SHORT PROBLEM: Copy the material below line for line, with no changes, and leave out the pictures.

RECORDS:
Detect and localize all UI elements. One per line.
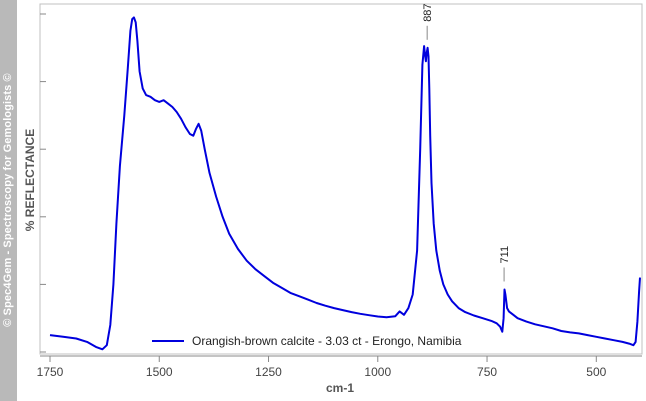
x-tick-label: 1250: [255, 365, 282, 379]
x-tick-label: 1500: [146, 365, 173, 379]
y-axis-ticks: [40, 13, 46, 353]
legend-label: Orangish-brown calcite - 3.03 ct - Erong…: [192, 334, 462, 348]
legend: Orangish-brown calcite - 3.03 ct - Erong…: [152, 334, 462, 348]
y-axis-title: % REFLECTANCE: [23, 129, 37, 231]
x-tick-label: 1000: [364, 365, 391, 379]
annotation-label: 711: [499, 246, 511, 264]
x-axis-ticks: 1750 1500 1250 1000 750 500: [37, 356, 607, 379]
x-tick-label: 500: [586, 365, 606, 379]
plot-frame: [39, 3, 643, 355]
annotation-label: 887: [422, 3, 434, 21]
watermark-sidebar: © Spec4Gem - Spectroscopy for Gemologist…: [0, 0, 17, 401]
x-tick-label: 750: [477, 365, 497, 379]
x-tick-label: 1750: [37, 365, 64, 379]
series-line: [49, 16, 641, 351]
x-axis-title: cm-1: [326, 381, 354, 395]
peak-annotations: 887 711: [422, 3, 511, 282]
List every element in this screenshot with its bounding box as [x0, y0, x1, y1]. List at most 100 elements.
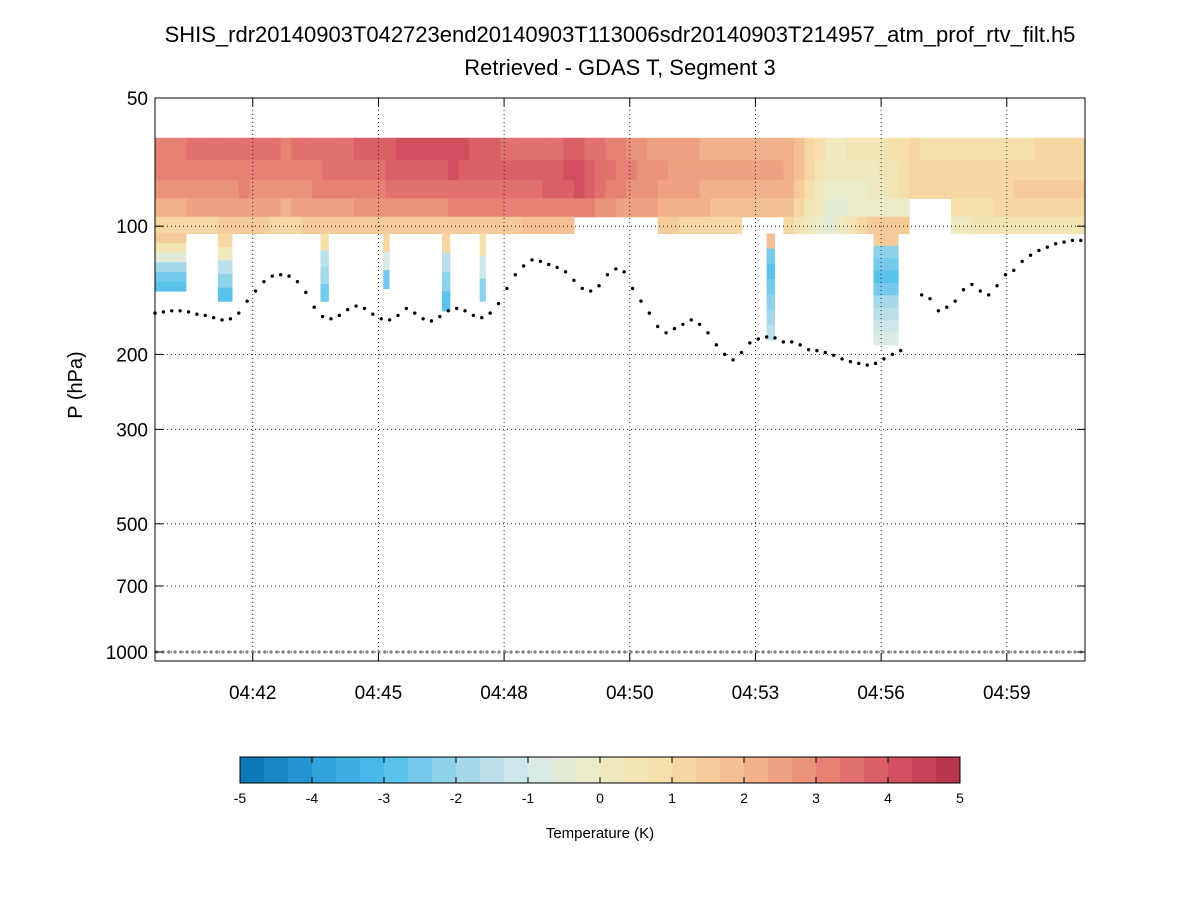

ANSWER TO THE PROBLEM:
Detect and localize all UI elements. One per line.
x-tick-label: 1250: [255, 365, 282, 379]
x-tick-label: 1500: [146, 365, 173, 379]
y-axis-ticks: [40, 13, 46, 353]
legend-label: Orangish-brown calcite - 3.03 ct - Erong…: [192, 334, 462, 348]
legend: Orangish-brown calcite - 3.03 ct - Erong…: [152, 334, 462, 348]
y-axis-title: % REFLECTANCE: [23, 129, 37, 231]
x-tick-label: 1000: [364, 365, 391, 379]
annotation-label: 711: [499, 246, 511, 264]
x-axis-ticks: 1750 1500 1250 1000 750 500: [37, 356, 607, 379]
x-tick-label: 500: [586, 365, 606, 379]
plot-frame: [39, 3, 643, 355]
annotation-label: 887: [422, 3, 434, 21]
watermark-sidebar: © Spec4Gem - Spectroscopy for Gemologist…: [0, 0, 17, 401]
x-tick-label: 750: [477, 365, 497, 379]
x-tick-label: 1750: [37, 365, 64, 379]
series-line: [49, 16, 641, 351]
x-axis-title: cm-1: [326, 381, 354, 395]
peak-annotations: 887 711: [422, 3, 511, 282]
List every element in this screenshot with its bounding box as [x0, y0, x1, y1]. List at most 100 elements.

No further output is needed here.